- **TASK TO COMPLETE**:
Can you output the material exactly as written, minus any pictures it holds?

- **INPUT DATA**:
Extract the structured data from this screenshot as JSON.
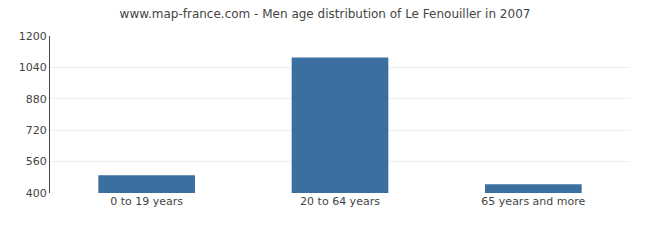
{
  "chart_data": {
    "type": "bar",
    "title": "www.map-france.com - Men age distribution of Le Fenouiller in 2007",
    "categories": [
      "0 to 19 years",
      "20 to 64 years",
      "65 years and more"
    ],
    "values": [
      490,
      1090,
      445
    ],
    "color": "#3a6f9f",
    "ylim": [
      400,
      1200
    ],
    "yticks": [
      400,
      560,
      720,
      880,
      1040,
      1200
    ],
    "grid": true
  }
}
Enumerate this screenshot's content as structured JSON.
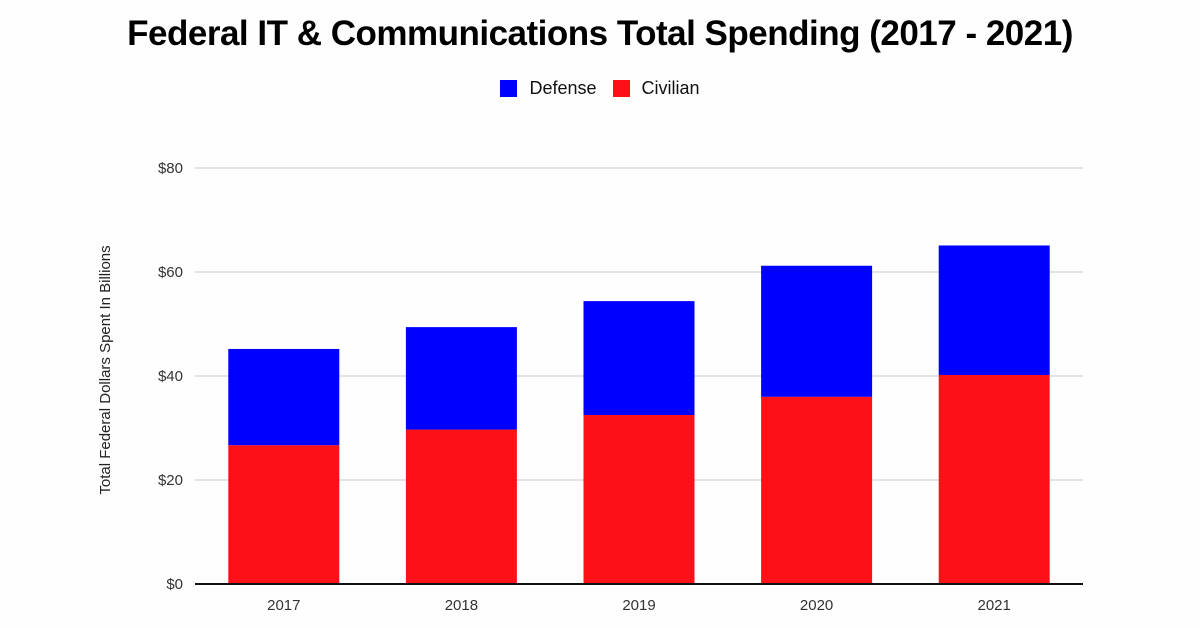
{
  "chart_data": {
    "type": "bar",
    "stacked": true,
    "title": "Federal IT & Communications Total Spending (2017 - 2021)",
    "xlabel": "",
    "ylabel": "Total Federal Dollars Spent In Billions",
    "categories": [
      "2017",
      "2018",
      "2019",
      "2020",
      "2021"
    ],
    "series": [
      {
        "name": "Civilian",
        "color": "#fd1119",
        "values": [
          26.7,
          29.7,
          32.5,
          36.0,
          40.2
        ]
      },
      {
        "name": "Defense",
        "color": "#0000fe",
        "values": [
          18.5,
          19.7,
          21.9,
          25.2,
          24.9
        ]
      }
    ],
    "legend": {
      "position": "top-center",
      "entries": [
        {
          "name": "Defense",
          "color": "#0000fe"
        },
        {
          "name": "Civilian",
          "color": "#fd1119"
        }
      ]
    },
    "ylim": [
      0,
      80
    ],
    "yticks": [
      0,
      20,
      40,
      60,
      80
    ],
    "ytick_labels": [
      "$0",
      "$20",
      "$40",
      "$60",
      "$80"
    ],
    "grid": true
  }
}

- **RESPONSE**:
Extract the structured data from this screenshot as JSON.
{
  "chart_data": {
    "type": "bar",
    "title": "www.map-france.com - Men age distribution of Le Fenouiller in 2007",
    "categories": [
      "0 to 19 years",
      "20 to 64 years",
      "65 years and more"
    ],
    "values": [
      490,
      1090,
      445
    ],
    "color": "#3a6f9f",
    "ylim": [
      400,
      1200
    ],
    "yticks": [
      400,
      560,
      720,
      880,
      1040,
      1200
    ],
    "grid": true
  }
}
Enumerate this screenshot's content as structured JSON.
{
  "chart_data": {
    "type": "bar",
    "stacked": true,
    "title": "Federal IT & Communications Total Spending (2017 - 2021)",
    "xlabel": "",
    "ylabel": "Total Federal Dollars Spent In Billions",
    "categories": [
      "2017",
      "2018",
      "2019",
      "2020",
      "2021"
    ],
    "series": [
      {
        "name": "Civilian",
        "color": "#fd1119",
        "values": [
          26.7,
          29.7,
          32.5,
          36.0,
          40.2
        ]
      },
      {
        "name": "Defense",
        "color": "#0000fe",
        "values": [
          18.5,
          19.7,
          21.9,
          25.2,
          24.9
        ]
      }
    ],
    "legend": {
      "position": "top-center",
      "entries": [
        {
          "name": "Defense",
          "color": "#0000fe"
        },
        {
          "name": "Civilian",
          "color": "#fd1119"
        }
      ]
    },
    "ylim": [
      0,
      80
    ],
    "yticks": [
      0,
      20,
      40,
      60,
      80
    ],
    "ytick_labels": [
      "$0",
      "$20",
      "$40",
      "$60",
      "$80"
    ],
    "grid": true
  }
}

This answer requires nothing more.